**Extracted data**
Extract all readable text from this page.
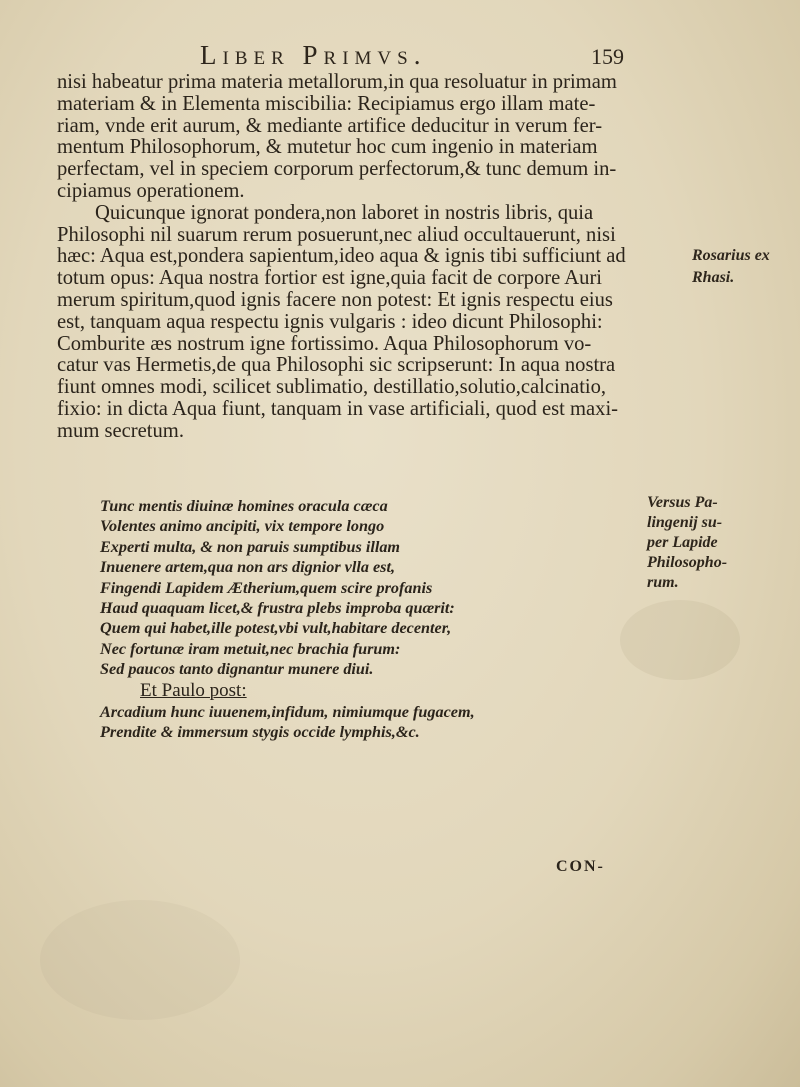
Liber Primvs.	159
nisi habeatur prima materia metallorum,in qua resoluatur in primam
materiam & in Elementa miscibilia: Recipiamus ergo illam mate-
riam, vnde erit aurum, & mediante artifice deducitur in verum fer-
mentum Philosophorum, & mutetur hoc cum ingenio in materiam
perfectam, vel in speciem corporum perfectorum,& tunc demum in-
cipiamus operationem.
Quicunque ignorat pondera,non laboret in nostris libris, quia
Philosophi nil suarum rerum posuerunt,nec aliud occultauerunt, nisi
hæc: Aqua est,pondera sapientum,ideo aqua & ignis tibi sufficiunt ad
totum opus: Aqua nostra fortior est igne,quia facit de corpore Auri
merum spiritum,quod ignis facere non potest: Et ignis respectu eius
est, tanquam aqua respectu ignis vulgaris : ideo dicunt Philosophi:
Comburite æs nostrum igne fortissimo. Aqua Philosophorum vo-
catur vas Hermetis,de qua Philosophi sic scripserunt: In aqua nostra
fiunt omnes modi, scilicet sublimatio, destillatio,solutio,calcinatio,
fixio: in dicta Aqua fiunt, tanquam in vase artificiali, quod est maxi-
mum secretum.
Rosarius ex
Rhasi.
Tunc mentis diuinæ homines oracula cæca
Volentes animo ancipiti, vix tempore longo
Experti multa, & non paruis sumptibus illam
Inuenere artem,qua non ars dignior vlla est,
Fingendi Lapidem Ætherium,quem scire profanis
Haud quaquam licet,& frustra plebs improba quærit:
Quem qui habet,ille potest,vbi vult,habitare decenter,
Nec fortunæ iram metuit,nec brachia furum:
Sed paucos tanto dignantur munere diui.
Et Paulo post:
Arcadium hunc iuuenem,infidum, nimiumque fugacem,
Prendite & immersum stygis occide lymphis,&c.
Versus Pa-
lingenij su-
per Lapide
Philosopho-
rum.
CON-
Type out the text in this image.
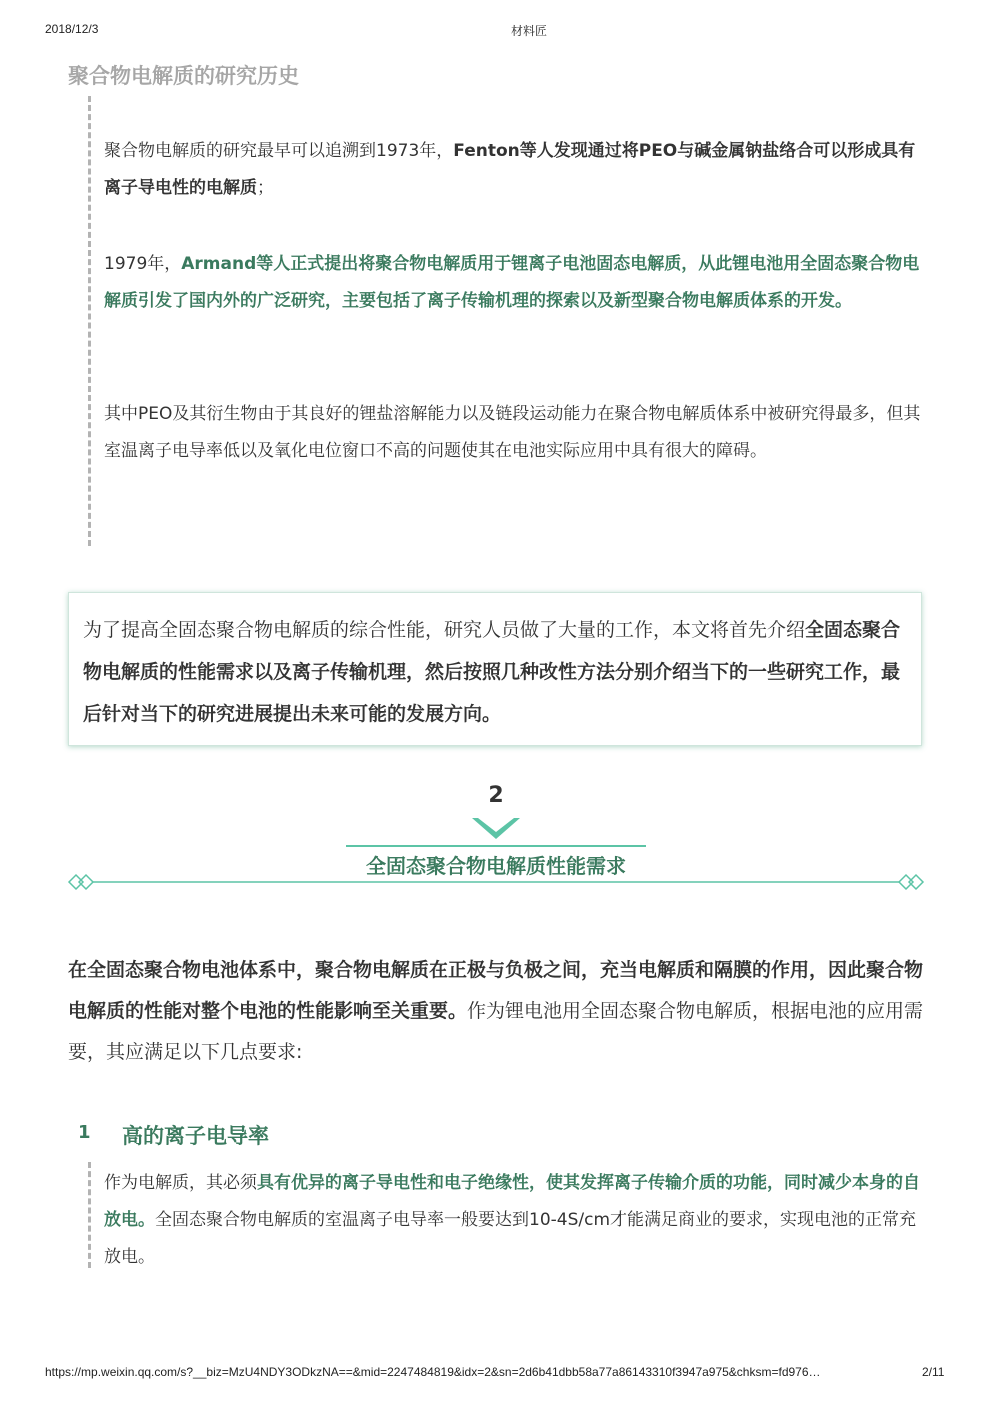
2018/12/3	材料匠
聚合物电解质的研究历史

聚合物电解质的研究最早可以追溯到1973年，Fenton等人发现通过将PEO与碱金属钠盐络合可以形成具有离子导电性的电解质；

1979年，Armand等人正式提出将聚合物电解质用于锂离子电池固态电解质，从此锂电池用全固态聚合物电解质引发了国内外的广泛研究，主要包括了离子传输机理的探索以及新型聚合物电解质体系的开发。

其中PEO及其衍生物由于其良好的锂盐溶解能力以及链段运动能力在聚合物电解质体系中被研究得最多，但其室温离子电导率低以及氧化电位窗口不高的问题使其在电池实际应用中具有很大的障碍。

为了提高全固态聚合物电解质的综合性能，研究人员做了大量的工作，本文将首先介绍全固态聚合物电解质的性能需求以及离子传输机理，然后按照几种改性方法分别介绍当下的一些研究工作，最后针对当下的研究进展提出未来可能的发展方向。

2
全固态聚合物电解质性能需求

在全固态聚合物电池体系中，聚合物电解质在正极与负极之间，充当电解质和隔膜的作用，因此聚合物电解质的性能对整个电池的性能影响至关重要。作为锂电池用全固态聚合物电解质，根据电池的应用需要，其应满足以下几点要求:

1 高的离子电导率

作为电解质，其必须具有优异的离子导电性和电子绝缘性，使其发挥离子传输介质的功能，同时减少本身的自放电。全固态聚合物电解质的室温离子电导率一般要达到10-4S/cm才能满足商业的要求，实现电池的正常充放电。

https://mp.weixin.qq.com/s?__biz=MzU4NDY3ODkzNA==&mid=2247484819&idx=2&sn=2d6b41dbb58a77a86143310f3947a975&chksm=fd976…	2/11
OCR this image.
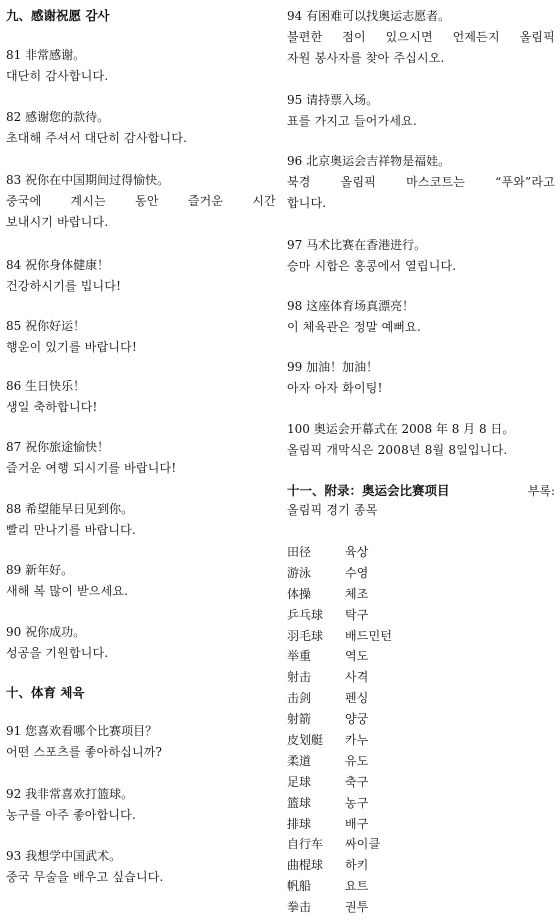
九、感谢祝愿 감사
81 非常感谢。
대단히 감사합니다.
82 感谢您的款待。
초대해 주셔서 대단히 감사합니다.
83 祝你在中国期间过得愉快。
중국에 계시는 동안 즐거운 시간
보내시기 바랍니다.
84 祝你身体健康！
건강하시기를 빕니다!
85 祝你好运！
행운이 있기를 바랍니다!
86 生日快乐！
생일 축하합니다!
87 祝你旅途愉快！
즐거운 여행 되시기를 바랍니다!
88 希望能早日见到你。
빨리 만나기를 바랍니다.
89 新年好。
새해 복 많이 받으세요.
90 祝你成功。
성공을 기원합니다.
十、体育 체육
91 您喜欢看哪个比赛项目？
어떤 스포츠를 좋아하십니까?
92 我非常喜欢打篮球。
농구를 아주 좋아합니다.
93 我想学中国武术。
중국 무술을 배우고 싶습니다.
94 有困难可以找奥运志愿者。
불편한 점이 있으시면 언제든지 올림픽
자원 봉사자를 찾아 주십시오.
95 请持票入场。
표를 가지고 들어가세요.
96 北京奥运会吉祥物是福娃。
북경	올림픽	마스코트는	“푸와”라고
합니다.
97 马术比赛在香港进行。
승마 시합은 홍콩에서 열립니다.
98 这座体育场真漂亮！
이 체육관은 정말 예뻐요.
99 加油！加油！
아자 아자 화이팅!
100 奥运会开幕式在 2008 年 8 月 8 日。
올림픽 개막식은 2008년 8월 8일입니다.
十一、附录：奥运会比赛项目	부록:
올림픽 경기 종목
田径	육상
游泳	수영
体操	체조
乒乓球	탁구
羽毛球	배드민턴
举重	역도
射击	사격
击剑	펜싱
射箭	양궁
皮划艇	카누
柔道	유도
足球	축구
篮球	농구
排球	배구
自行车	싸이클
曲棍球	하키
帆船	요트
拳击	권투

**Short task**
Using the listing, copy every line where the word "illam" shows up.

**Answer below**
materiam & in Elementa miscibilia: Recipiamus ergo illam mate-
Experti multa, & non paruis sumptibus illam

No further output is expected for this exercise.